--- Begin EXERCISE DATA ---
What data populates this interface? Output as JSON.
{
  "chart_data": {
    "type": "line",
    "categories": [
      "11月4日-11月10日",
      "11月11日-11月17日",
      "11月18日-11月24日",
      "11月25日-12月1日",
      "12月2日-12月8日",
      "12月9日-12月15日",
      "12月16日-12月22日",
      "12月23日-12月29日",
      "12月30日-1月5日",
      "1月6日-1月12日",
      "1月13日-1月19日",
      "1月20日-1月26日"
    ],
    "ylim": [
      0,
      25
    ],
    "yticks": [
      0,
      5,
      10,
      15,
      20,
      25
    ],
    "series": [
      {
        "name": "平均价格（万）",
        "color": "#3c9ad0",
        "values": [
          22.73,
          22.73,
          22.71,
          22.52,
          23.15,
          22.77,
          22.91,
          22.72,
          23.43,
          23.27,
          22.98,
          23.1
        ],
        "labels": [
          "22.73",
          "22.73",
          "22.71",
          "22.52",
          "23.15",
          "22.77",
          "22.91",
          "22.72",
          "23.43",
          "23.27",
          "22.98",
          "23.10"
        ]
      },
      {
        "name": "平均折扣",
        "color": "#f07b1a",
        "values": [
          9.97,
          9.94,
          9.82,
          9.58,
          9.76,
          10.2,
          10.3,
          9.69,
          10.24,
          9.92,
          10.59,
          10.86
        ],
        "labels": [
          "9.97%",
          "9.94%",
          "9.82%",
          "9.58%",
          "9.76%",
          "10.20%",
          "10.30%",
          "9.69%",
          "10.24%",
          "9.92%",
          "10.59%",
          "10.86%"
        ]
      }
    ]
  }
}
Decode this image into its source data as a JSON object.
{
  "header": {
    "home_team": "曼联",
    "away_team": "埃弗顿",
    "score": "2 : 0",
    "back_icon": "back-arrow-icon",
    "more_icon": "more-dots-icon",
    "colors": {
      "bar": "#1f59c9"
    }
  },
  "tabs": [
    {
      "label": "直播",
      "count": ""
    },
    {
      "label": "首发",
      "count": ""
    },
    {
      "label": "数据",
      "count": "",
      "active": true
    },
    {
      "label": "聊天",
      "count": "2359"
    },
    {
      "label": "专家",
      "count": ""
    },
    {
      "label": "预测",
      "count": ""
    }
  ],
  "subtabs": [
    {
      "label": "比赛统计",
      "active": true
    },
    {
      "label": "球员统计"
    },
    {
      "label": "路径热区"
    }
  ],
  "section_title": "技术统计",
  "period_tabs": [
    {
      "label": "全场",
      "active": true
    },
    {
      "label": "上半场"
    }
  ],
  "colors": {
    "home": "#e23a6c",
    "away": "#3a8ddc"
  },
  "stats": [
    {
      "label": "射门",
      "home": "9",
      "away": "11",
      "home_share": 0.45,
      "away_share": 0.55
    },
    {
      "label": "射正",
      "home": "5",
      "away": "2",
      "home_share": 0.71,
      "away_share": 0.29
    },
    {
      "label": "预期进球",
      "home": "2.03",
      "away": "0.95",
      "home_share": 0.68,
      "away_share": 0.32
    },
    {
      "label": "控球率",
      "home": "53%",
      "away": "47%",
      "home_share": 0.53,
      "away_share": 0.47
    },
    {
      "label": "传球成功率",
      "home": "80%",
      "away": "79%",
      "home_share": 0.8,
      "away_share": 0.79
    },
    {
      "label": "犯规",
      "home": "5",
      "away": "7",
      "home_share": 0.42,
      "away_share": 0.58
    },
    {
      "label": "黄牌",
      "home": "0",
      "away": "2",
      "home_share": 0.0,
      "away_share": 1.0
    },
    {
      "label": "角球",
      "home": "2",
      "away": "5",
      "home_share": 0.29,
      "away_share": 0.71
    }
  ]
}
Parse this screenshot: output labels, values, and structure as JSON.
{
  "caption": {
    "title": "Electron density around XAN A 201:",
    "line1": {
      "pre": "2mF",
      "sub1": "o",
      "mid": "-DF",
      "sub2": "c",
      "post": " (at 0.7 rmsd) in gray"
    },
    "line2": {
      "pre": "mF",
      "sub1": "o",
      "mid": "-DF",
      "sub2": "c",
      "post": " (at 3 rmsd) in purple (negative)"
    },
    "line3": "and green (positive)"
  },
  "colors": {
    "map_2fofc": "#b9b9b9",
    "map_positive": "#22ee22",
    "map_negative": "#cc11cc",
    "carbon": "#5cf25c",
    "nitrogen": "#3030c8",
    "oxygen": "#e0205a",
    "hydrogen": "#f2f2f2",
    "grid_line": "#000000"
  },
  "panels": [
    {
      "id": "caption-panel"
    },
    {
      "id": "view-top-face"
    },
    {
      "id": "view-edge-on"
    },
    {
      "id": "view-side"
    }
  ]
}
--- End EXERCISE DATA ---
**WORK INSTRUCTIONS**
In the records above, how many lines hold the string "JSON"? Reply with only the number.

**OUTPUT FOR THIS TASK**
3